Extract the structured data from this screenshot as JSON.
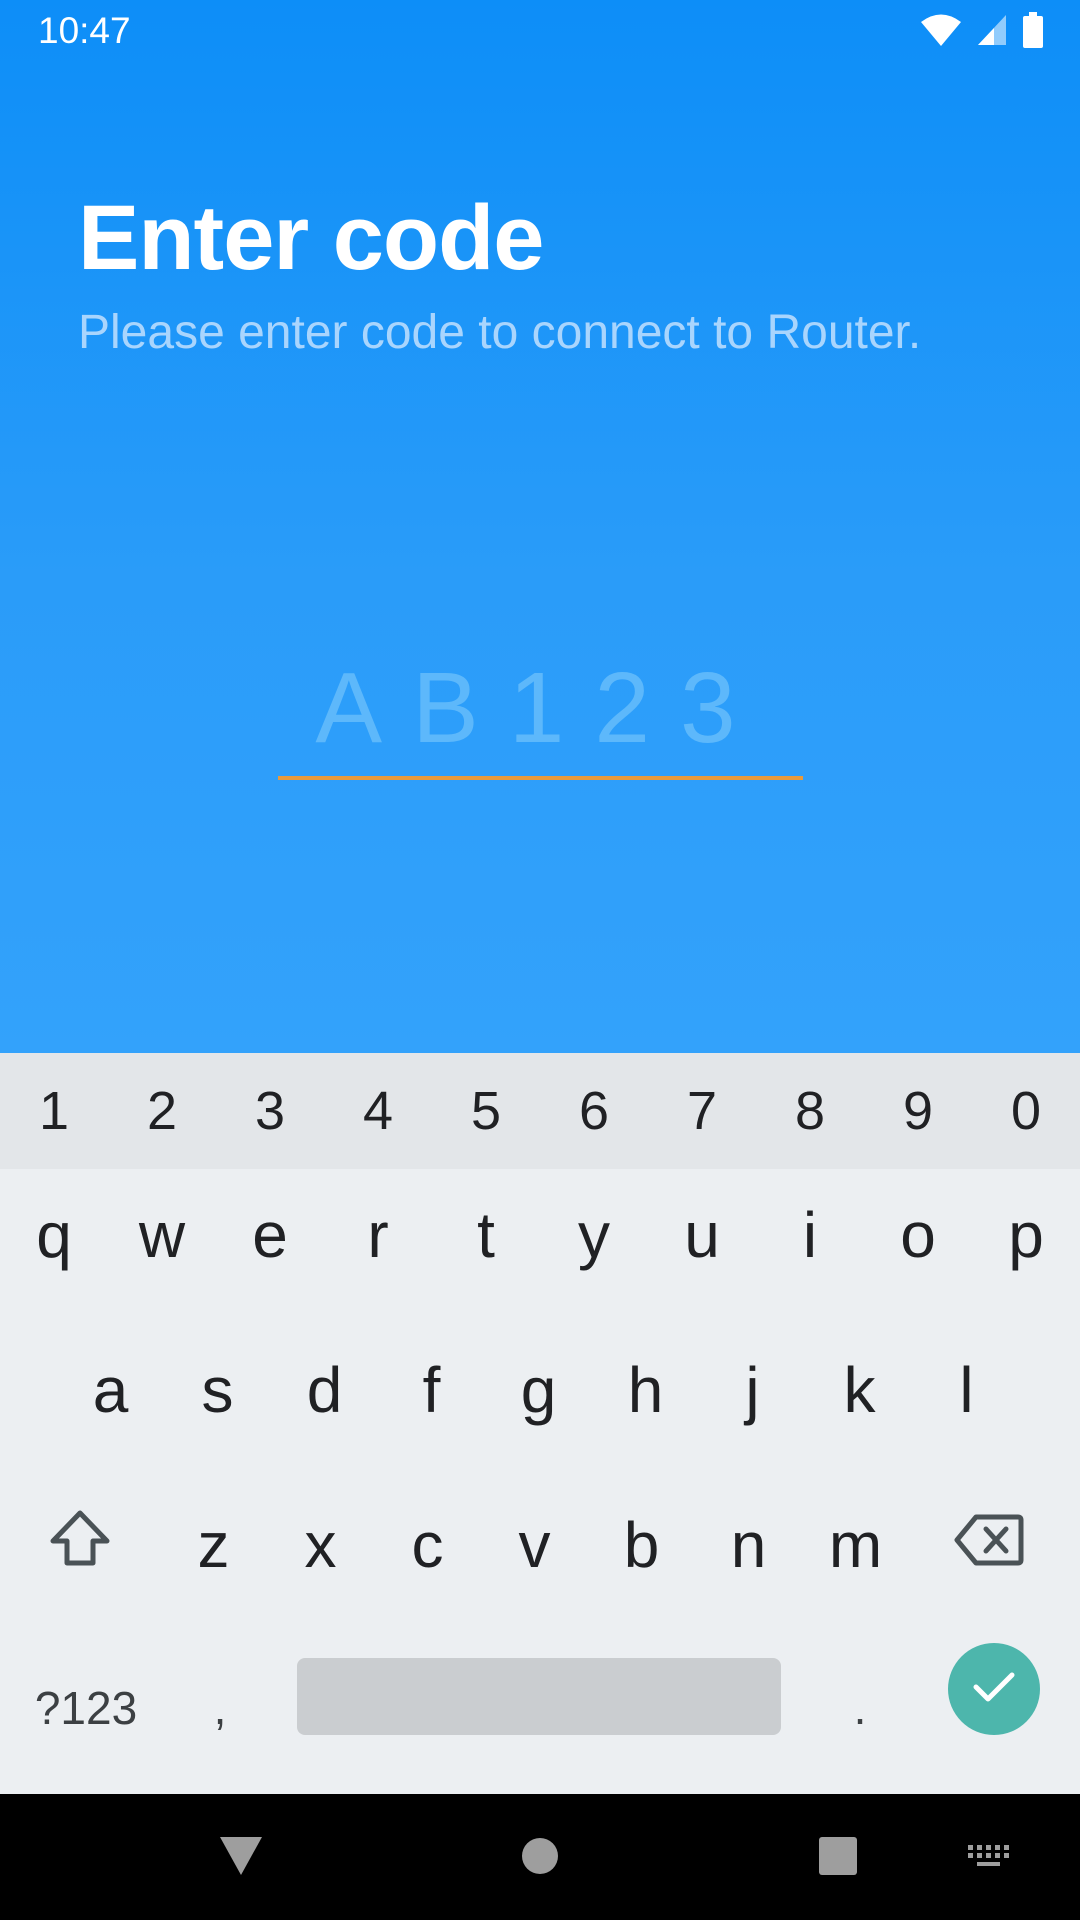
{
  "status_bar": {
    "time": "10:47",
    "icons": [
      "wifi-icon",
      "signal-icon",
      "battery-icon"
    ]
  },
  "header": {
    "title": "Enter code",
    "subtitle": "Please enter code to connect to Router."
  },
  "code_field": {
    "value": "",
    "placeholder": "AB123"
  },
  "keyboard": {
    "number_row": [
      "1",
      "2",
      "3",
      "4",
      "5",
      "6",
      "7",
      "8",
      "9",
      "0"
    ],
    "row1": [
      "q",
      "w",
      "e",
      "r",
      "t",
      "y",
      "u",
      "i",
      "o",
      "p"
    ],
    "row2": [
      "a",
      "s",
      "d",
      "f",
      "g",
      "h",
      "j",
      "k",
      "l"
    ],
    "row3": [
      "z",
      "x",
      "c",
      "v",
      "b",
      "n",
      "m"
    ],
    "symbols_label": "?123",
    "comma_label": ",",
    "period_label": ".",
    "shift_icon": "shift-icon",
    "backspace_icon": "backspace-icon",
    "enter_icon": "check-icon"
  },
  "navigation_bar": {
    "buttons": [
      "back-icon",
      "home-icon",
      "recents-icon",
      "keyboard-switch-icon"
    ]
  },
  "colors": {
    "app_background_top": "#0d8ef8",
    "app_background_bottom": "#33a2fb",
    "input_underline": "#e89a3c",
    "placeholder_text": "#5db8fb",
    "subtitle_text": "#a9d5fd",
    "keyboard_background": "#eceff2",
    "enter_key": "#4db6ac"
  }
}
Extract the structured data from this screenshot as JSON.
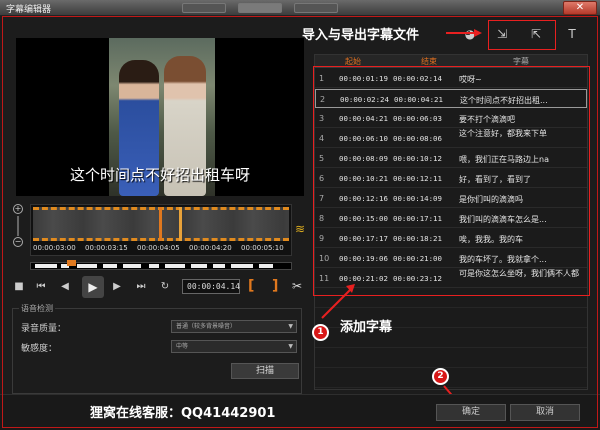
{
  "window": {
    "title": "字幕编辑器",
    "close_glyph": "✕"
  },
  "annotations": {
    "import_export": "导入与导出字幕文件",
    "add_subtitles": "添加字幕",
    "service": "狸窝在线客服：QQ41442901",
    "step1": "1",
    "step2": "2"
  },
  "video": {
    "caption": "这个时间点不好招出租车呀"
  },
  "timeline": {
    "ticks": [
      "00:00:03:00",
      "00:00:03:15",
      "00:00:04:05",
      "00:00:04:20",
      "00:00:05:10"
    ]
  },
  "transport": {
    "timecode": "00:00:04.14",
    "bracket_in": "[",
    "bracket_out": "]"
  },
  "voice": {
    "title": "语音检测",
    "quality_label": "录音质量：",
    "quality_value": "普通（较多背景噪音）",
    "sensitivity_label": "敏感度：",
    "sensitivity_value": "中等",
    "scan_label": "扫描"
  },
  "table": {
    "headers": {
      "start": "起始",
      "end": "结束",
      "text": "字幕"
    },
    "rows": [
      {
        "num": "1",
        "start": "00:00:01:19",
        "end": "00:00:02:14",
        "text": "哎呀~"
      },
      {
        "num": "2",
        "start": "00:00:02:24",
        "end": "00:00:04:21",
        "text": "这个时间点不好招出租..."
      },
      {
        "num": "3",
        "start": "00:00:04:21",
        "end": "00:00:06:03",
        "text": "要不打个滴滴吧"
      },
      {
        "num": "4",
        "start": "00:00:06:10",
        "end": "00:00:08:06",
        "text": "这个注意好，都我来下单"
      },
      {
        "num": "5",
        "start": "00:00:08:09",
        "end": "00:00:10:12",
        "text": "喂，我们正在马路边上na"
      },
      {
        "num": "6",
        "start": "00:00:10:21",
        "end": "00:00:12:11",
        "text": "好，看到了，看到了"
      },
      {
        "num": "7",
        "start": "00:00:12:16",
        "end": "00:00:14:09",
        "text": "是你们叫的滴滴吗"
      },
      {
        "num": "8",
        "start": "00:00:15:00",
        "end": "00:00:17:11",
        "text": "我们叫的滴滴车怎么是..."
      },
      {
        "num": "9",
        "start": "00:00:17:17",
        "end": "00:00:18:21",
        "text": "唉，我我。我的车"
      },
      {
        "num": "10",
        "start": "00:00:19:06",
        "end": "00:00:21:00",
        "text": "我的车坏了。我就拿个..."
      },
      {
        "num": "11",
        "start": "00:00:21:02",
        "end": "00:00:23:12",
        "text": "可是你这怎么坐呀，我们俩不人都"
      }
    ]
  },
  "buttons": {
    "ok": "确定",
    "cancel": "取消"
  },
  "colors": {
    "accent": "#e07020",
    "annotation_red": "#e82020"
  }
}
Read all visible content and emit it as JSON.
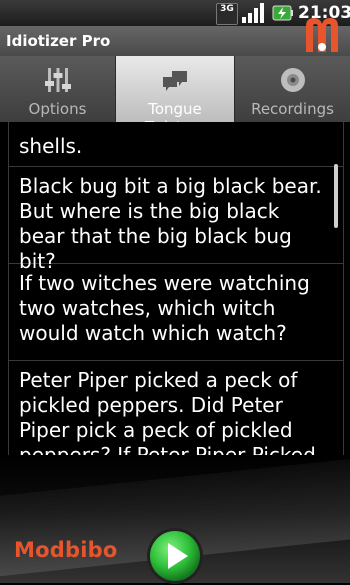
{
  "status_bar": {
    "network": "3G",
    "time": "21:03"
  },
  "app": {
    "title": "Idiotizer Pro"
  },
  "tabs": [
    {
      "label": "Options",
      "icon": "sliders-icon",
      "active": false
    },
    {
      "label": "Tongue Twisters",
      "icon": "speech-bubbles-icon",
      "active": true
    },
    {
      "label": "Recordings",
      "icon": "disc-icon",
      "active": false
    }
  ],
  "twisters": [
    {
      "text": "shells."
    },
    {
      "text": "Black bug bit a big black bear. But where is the big black bear that the big black bug bit?"
    },
    {
      "text": "If two witches were watching two watches, which witch would watch which watch?"
    },
    {
      "text": "Peter Piper picked a peck of pickled peppers. Did Peter Piper pick a peck of pickled peppers? If Peter Piper Picked"
    }
  ],
  "footer": {
    "brand": "Modbibo"
  },
  "colors": {
    "brand": "#e8552c",
    "play_green": "#2fbf3a"
  }
}
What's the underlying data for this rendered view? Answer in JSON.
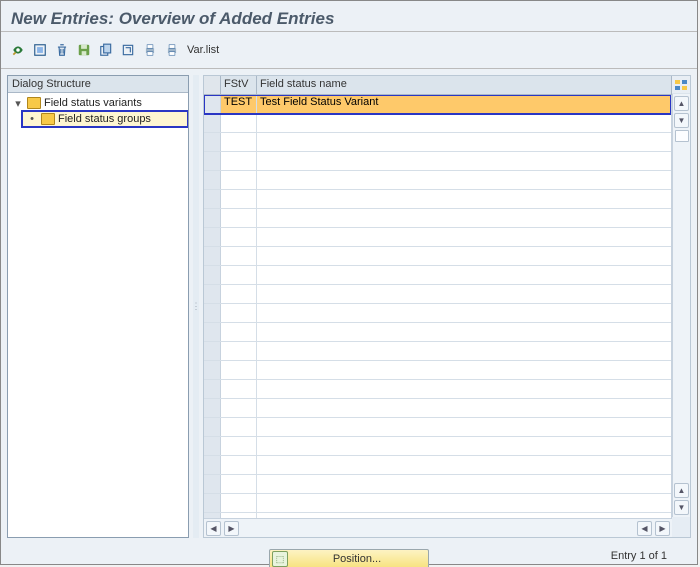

### Work to complete
Exclude the images, then output the data above word for word.

### Solved exercise
Extract the structured data from this screenshot as JSON.
{
  "status_bar": {
    "time": "10:47",
    "icons": [
      "wifi-icon",
      "signal-icon",
      "battery-icon"
    ]
  },
  "header": {
    "title": "Enter code",
    "subtitle": "Please enter code to connect to Router."
  },
  "code_field": {
    "value": "",
    "placeholder": "AB123"
  },
  "keyboard": {
    "number_row": [
      "1",
      "2",
      "3",
      "4",
      "5",
      "6",
      "7",
      "8",
      "9",
      "0"
    ],
    "row1": [
      "q",
      "w",
      "e",
      "r",
      "t",
      "y",
      "u",
      "i",
      "o",
      "p"
    ],
    "row2": [
      "a",
      "s",
      "d",
      "f",
      "g",
      "h",
      "j",
      "k",
      "l"
    ],
    "row3": [
      "z",
      "x",
      "c",
      "v",
      "b",
      "n",
      "m"
    ],
    "symbols_label": "?123",
    "comma_label": ",",
    "period_label": ".",
    "shift_icon": "shift-icon",
    "backspace_icon": "backspace-icon",
    "enter_icon": "check-icon"
  },
  "navigation_bar": {
    "buttons": [
      "back-icon",
      "home-icon",
      "recents-icon",
      "keyboard-switch-icon"
    ]
  },
  "colors": {
    "app_background_top": "#0d8ef8",
    "app_background_bottom": "#33a2fb",
    "input_underline": "#e89a3c",
    "placeholder_text": "#5db8fb",
    "subtitle_text": "#a9d5fd",
    "keyboard_background": "#eceff2",
    "enter_key": "#4db6ac"
  }
}
Extract the structured data from this screenshot as JSON.
{
  "window": {
    "title": "字幕编辑器",
    "close_glyph": "✕"
  },
  "annotations": {
    "import_export": "导入与导出字幕文件",
    "add_subtitles": "添加字幕",
    "service": "狸窝在线客服：QQ41442901",
    "step1": "1",
    "step2": "2"
  },
  "video": {
    "caption": "这个时间点不好招出租车呀"
  },
  "timeline": {
    "ticks": [
      "00:00:03:00",
      "00:00:03:15",
      "00:00:04:05",
      "00:00:04:20",
      "00:00:05:10"
    ]
  },
  "transport": {
    "timecode": "00:00:04.14",
    "bracket_in": "[",
    "bracket_out": "]"
  },
  "voice": {
    "title": "语音检测",
    "quality_label": "录音质量：",
    "quality_value": "普通（较多背景噪音）",
    "sensitivity_label": "敏感度：",
    "sensitivity_value": "中等",
    "scan_label": "扫描"
  },
  "table": {
    "headers": {
      "start": "起始",
      "end": "结束",
      "text": "字幕"
    },
    "rows": [
      {
        "num": "1",
        "start": "00:00:01:19",
        "end": "00:00:02:14",
        "text": "哎呀~"
      },
      {
        "num": "2",
        "start": "00:00:02:24",
        "end": "00:00:04:21",
        "text": "这个时间点不好招出租..."
      },
      {
        "num": "3",
        "start": "00:00:04:21",
        "end": "00:00:06:03",
        "text": "要不打个滴滴吧"
      },
      {
        "num": "4",
        "start": "00:00:06:10",
        "end": "00:00:08:06",
        "text": "这个注意好，都我来下单"
      },
      {
        "num": "5",
        "start": "00:00:08:09",
        "end": "00:00:10:12",
        "text": "喂，我们正在马路边上na"
      },
      {
        "num": "6",
        "start": "00:00:10:21",
        "end": "00:00:12:11",
        "text": "好，看到了，看到了"
      },
      {
        "num": "7",
        "start": "00:00:12:16",
        "end": "00:00:14:09",
        "text": "是你们叫的滴滴吗"
      },
      {
        "num": "8",
        "start": "00:00:15:00",
        "end": "00:00:17:11",
        "text": "我们叫的滴滴车怎么是..."
      },
      {
        "num": "9",
        "start": "00:00:17:17",
        "end": "00:00:18:21",
        "text": "唉，我我。我的车"
      },
      {
        "num": "10",
        "start": "00:00:19:06",
        "end": "00:00:21:00",
        "text": "我的车坏了。我就拿个..."
      },
      {
        "num": "11",
        "start": "00:00:21:02",
        "end": "00:00:23:12",
        "text": "可是你这怎么坐呀，我们俩不人都"
      }
    ]
  },
  "buttons": {
    "ok": "确定",
    "cancel": "取消"
  },
  "colors": {
    "accent": "#e07020",
    "annotation_red": "#e82020"
  }
}
Read all visible content and emit it as JSON.
{
  "status_bar": {
    "network": "3G",
    "time": "21:03"
  },
  "app": {
    "title": "Idiotizer Pro"
  },
  "tabs": [
    {
      "label": "Options",
      "icon": "sliders-icon",
      "active": false
    },
    {
      "label": "Tongue Twisters",
      "icon": "speech-bubbles-icon",
      "active": true
    },
    {
      "label": "Recordings",
      "icon": "disc-icon",
      "active": false
    }
  ],
  "twisters": [
    {
      "text": "shells."
    },
    {
      "text": "Black bug bit a big black bear. But where is the big black bear that the big black bug bit?"
    },
    {
      "text": "If two witches were watching two watches, which witch would watch which watch?"
    },
    {
      "text": "Peter Piper picked a peck of pickled peppers. Did Peter Piper pick a peck of pickled peppers? If Peter Piper Picked"
    }
  ],
  "footer": {
    "brand": "Modbibo"
  },
  "colors": {
    "brand": "#e8552c",
    "play_green": "#2fbf3a"
  }
}
What's the underlying data for this rendered view? Answer in JSON.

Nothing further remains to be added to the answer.